▸ EXERCISE DIRECTIONS
Scan the data below and report how many lines include the word "marker". Nothing else is wanted.

____________

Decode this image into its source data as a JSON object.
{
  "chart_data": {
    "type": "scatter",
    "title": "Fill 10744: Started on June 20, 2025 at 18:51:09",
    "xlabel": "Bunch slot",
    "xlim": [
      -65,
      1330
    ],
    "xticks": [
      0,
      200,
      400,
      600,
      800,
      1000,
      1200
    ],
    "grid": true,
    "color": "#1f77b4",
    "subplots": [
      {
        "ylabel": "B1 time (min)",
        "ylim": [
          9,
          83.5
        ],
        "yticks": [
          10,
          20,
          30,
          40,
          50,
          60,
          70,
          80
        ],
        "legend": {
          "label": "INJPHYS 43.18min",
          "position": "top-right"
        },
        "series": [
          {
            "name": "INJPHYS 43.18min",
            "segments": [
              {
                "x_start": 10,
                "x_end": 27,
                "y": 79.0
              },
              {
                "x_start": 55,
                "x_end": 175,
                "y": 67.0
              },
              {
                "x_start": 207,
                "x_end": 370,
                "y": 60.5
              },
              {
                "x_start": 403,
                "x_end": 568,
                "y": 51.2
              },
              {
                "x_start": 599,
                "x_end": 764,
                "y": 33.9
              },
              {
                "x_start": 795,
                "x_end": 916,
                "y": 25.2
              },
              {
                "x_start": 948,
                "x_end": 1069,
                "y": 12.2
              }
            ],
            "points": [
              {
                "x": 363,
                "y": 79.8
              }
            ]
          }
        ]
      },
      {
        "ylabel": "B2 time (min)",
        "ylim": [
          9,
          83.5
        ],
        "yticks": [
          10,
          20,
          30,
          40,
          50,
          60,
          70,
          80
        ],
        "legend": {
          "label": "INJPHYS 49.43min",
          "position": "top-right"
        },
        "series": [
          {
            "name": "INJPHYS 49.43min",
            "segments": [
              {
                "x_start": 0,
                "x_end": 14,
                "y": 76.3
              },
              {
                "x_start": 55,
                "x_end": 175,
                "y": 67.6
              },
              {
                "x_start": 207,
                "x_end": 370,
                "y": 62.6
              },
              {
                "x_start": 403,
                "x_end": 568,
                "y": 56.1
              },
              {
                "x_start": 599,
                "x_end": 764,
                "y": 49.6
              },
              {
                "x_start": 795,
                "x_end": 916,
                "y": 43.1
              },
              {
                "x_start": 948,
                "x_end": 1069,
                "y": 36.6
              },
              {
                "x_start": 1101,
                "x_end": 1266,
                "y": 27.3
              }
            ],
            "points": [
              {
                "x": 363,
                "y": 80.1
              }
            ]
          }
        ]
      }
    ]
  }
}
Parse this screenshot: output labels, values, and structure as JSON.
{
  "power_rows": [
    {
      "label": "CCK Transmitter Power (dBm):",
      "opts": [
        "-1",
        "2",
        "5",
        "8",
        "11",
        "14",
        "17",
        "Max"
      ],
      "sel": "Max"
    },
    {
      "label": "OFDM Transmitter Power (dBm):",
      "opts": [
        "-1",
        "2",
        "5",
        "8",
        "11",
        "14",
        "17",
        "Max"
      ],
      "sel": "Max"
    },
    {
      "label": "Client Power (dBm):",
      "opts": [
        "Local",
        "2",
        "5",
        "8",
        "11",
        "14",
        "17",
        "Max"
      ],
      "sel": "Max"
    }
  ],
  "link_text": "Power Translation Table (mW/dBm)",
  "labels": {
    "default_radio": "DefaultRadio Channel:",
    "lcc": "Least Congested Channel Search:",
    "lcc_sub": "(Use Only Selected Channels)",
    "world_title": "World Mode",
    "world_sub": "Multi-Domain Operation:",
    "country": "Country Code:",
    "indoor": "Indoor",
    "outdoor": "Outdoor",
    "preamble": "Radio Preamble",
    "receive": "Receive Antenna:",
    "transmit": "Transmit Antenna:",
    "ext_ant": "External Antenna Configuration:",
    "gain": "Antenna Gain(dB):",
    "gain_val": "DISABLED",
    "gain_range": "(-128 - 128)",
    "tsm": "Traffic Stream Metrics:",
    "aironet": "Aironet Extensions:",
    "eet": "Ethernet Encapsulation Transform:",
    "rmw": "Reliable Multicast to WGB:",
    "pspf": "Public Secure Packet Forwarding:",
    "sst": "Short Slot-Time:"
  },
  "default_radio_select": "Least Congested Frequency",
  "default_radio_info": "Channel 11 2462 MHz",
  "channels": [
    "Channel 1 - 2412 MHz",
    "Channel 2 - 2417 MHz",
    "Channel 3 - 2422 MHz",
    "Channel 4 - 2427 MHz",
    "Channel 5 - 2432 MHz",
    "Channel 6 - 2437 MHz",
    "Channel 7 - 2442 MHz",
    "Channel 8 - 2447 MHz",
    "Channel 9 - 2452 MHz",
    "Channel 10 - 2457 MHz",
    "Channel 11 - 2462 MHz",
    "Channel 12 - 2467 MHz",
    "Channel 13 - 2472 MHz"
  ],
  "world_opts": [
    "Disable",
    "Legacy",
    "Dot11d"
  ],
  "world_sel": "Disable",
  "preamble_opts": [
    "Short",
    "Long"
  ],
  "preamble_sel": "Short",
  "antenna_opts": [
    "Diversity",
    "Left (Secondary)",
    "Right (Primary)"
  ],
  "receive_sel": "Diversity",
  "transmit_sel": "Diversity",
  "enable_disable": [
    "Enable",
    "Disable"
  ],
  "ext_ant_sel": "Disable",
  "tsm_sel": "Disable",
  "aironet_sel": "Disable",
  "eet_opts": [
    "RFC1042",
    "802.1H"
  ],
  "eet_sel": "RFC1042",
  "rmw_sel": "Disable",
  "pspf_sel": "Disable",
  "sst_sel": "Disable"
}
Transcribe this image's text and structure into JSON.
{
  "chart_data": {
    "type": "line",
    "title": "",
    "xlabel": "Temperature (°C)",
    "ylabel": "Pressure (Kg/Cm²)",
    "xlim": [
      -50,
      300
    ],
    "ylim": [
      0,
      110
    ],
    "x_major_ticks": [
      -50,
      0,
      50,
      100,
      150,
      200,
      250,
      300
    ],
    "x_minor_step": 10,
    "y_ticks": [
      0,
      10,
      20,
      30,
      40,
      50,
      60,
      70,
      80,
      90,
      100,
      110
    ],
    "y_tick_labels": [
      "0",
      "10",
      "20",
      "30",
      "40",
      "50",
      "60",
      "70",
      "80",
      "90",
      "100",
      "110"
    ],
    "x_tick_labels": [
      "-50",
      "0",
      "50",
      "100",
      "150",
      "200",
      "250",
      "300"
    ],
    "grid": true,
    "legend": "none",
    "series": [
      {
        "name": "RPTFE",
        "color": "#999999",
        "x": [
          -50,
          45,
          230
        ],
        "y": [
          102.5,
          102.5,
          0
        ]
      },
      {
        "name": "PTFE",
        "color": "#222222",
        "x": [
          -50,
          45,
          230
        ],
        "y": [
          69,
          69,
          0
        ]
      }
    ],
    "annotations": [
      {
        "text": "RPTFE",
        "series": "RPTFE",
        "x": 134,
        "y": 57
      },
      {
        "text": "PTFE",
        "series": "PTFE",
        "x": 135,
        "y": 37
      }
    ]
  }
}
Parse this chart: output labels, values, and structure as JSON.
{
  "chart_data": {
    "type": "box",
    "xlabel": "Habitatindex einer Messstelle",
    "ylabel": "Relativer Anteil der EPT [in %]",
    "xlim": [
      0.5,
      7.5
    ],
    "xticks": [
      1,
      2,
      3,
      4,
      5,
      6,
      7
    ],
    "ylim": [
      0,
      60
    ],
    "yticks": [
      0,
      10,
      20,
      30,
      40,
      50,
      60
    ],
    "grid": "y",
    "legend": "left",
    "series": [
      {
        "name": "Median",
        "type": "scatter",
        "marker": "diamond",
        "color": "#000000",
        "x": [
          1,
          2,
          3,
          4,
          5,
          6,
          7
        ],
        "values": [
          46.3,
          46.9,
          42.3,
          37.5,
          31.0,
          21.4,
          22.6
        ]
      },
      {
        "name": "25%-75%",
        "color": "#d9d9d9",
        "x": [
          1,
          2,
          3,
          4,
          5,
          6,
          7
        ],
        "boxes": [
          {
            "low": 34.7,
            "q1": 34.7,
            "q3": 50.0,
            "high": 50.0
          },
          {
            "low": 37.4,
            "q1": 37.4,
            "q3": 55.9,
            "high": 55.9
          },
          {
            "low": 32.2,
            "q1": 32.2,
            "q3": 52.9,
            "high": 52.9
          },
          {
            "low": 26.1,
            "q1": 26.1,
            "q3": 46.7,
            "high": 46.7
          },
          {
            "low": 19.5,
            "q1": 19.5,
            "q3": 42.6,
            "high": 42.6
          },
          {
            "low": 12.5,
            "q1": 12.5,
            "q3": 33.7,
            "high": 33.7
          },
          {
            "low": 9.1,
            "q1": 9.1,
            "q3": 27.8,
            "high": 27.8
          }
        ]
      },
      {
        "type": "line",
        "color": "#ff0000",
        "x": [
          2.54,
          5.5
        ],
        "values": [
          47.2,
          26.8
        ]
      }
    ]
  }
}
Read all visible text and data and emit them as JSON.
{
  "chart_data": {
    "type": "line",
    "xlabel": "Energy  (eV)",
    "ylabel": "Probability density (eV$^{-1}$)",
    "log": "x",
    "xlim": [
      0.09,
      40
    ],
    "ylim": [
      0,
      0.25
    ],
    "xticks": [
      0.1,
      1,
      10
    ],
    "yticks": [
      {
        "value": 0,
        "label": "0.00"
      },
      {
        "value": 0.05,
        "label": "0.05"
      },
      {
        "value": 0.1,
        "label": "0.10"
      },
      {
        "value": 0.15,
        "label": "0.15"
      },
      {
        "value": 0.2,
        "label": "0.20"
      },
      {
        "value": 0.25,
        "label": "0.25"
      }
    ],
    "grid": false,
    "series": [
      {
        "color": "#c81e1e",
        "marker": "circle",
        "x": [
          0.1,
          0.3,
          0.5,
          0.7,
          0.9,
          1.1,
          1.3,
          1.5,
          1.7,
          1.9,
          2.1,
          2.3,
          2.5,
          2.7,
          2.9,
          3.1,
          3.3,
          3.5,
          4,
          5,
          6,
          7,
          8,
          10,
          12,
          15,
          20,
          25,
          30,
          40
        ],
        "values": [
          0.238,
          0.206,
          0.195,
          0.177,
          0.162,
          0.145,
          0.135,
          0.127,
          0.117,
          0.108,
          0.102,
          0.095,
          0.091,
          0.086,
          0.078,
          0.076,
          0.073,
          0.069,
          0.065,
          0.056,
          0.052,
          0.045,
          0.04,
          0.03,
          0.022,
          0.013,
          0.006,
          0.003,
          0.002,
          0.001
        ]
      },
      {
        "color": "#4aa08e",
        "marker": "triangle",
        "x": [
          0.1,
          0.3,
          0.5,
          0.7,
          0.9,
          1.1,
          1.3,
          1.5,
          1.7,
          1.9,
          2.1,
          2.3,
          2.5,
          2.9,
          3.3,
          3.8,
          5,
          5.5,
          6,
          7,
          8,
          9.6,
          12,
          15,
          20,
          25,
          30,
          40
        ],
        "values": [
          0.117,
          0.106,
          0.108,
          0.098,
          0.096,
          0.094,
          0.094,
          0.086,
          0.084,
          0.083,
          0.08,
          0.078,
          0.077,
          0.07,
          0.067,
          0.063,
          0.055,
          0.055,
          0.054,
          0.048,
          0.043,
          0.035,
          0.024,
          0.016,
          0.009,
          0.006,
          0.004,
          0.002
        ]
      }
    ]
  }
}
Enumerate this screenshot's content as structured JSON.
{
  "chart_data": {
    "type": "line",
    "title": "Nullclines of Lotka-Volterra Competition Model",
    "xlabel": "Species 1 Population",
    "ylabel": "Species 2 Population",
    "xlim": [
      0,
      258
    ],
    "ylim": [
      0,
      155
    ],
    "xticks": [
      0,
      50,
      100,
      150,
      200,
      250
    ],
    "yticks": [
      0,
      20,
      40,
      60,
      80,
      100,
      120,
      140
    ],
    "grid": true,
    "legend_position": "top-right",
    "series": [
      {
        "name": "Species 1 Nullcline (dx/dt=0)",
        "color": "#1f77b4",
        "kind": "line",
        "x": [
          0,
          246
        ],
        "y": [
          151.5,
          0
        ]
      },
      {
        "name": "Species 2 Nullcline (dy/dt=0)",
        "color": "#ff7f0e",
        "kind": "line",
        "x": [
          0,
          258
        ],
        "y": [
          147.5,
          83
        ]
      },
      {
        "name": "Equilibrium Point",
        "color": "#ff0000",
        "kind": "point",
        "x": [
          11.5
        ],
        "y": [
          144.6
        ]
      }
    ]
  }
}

____________

▸ EXERCISE ANSWER
3